**WRITTEN EXERCISE**
Reproduce the records below exactly as given.

+++ RECORDED INFORMATION

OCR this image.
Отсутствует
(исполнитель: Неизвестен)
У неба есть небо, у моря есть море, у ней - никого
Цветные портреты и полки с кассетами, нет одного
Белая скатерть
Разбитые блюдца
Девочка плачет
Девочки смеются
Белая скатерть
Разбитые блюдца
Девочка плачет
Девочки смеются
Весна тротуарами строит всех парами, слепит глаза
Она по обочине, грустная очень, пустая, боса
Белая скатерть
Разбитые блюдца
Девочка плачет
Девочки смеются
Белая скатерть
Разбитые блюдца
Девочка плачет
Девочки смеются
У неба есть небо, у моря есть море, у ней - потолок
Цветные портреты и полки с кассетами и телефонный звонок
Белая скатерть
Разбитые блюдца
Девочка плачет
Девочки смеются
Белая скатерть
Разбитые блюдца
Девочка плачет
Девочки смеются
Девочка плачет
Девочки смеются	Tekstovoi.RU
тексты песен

++++++

**THE SOLUTION**
OCR this image.
Отсутствует
(исполнитель: Неизвестен)
У неба есть небо, у моря есть море, у ней - никого
Цветные портреты и полки с кассетами, нет одного
Белая скатерть
Разбитые блюдца
Девочка плачет
Девочки смеются
Белая скатерть
Разбитые блюдца
Девочка плачет
Девочки смеются
Весна тротуарами строит всех парами, слепит глаза
Она по обочине, грустная очень, пустая, боса
Белая скатерть
Разбитые блюдца
Девочка плачет
Девочки смеются
Белая скатерть
Разбитые блюдца
Девочка плачет
Девочки смеются
У неба есть небо, у моря есть море, у ней - потолок
Цветные портреты и полки с кассетами и телефонный звонок
Белая скатерть
Разбитые блюдца
Девочка плачет
Девочки смеются
Белая скатерть
Разбитые блюдца
Девочка плачет
Девочки смеются
Девочка плачет
Девочки смеются	Tekstovoi.RU
тексты песен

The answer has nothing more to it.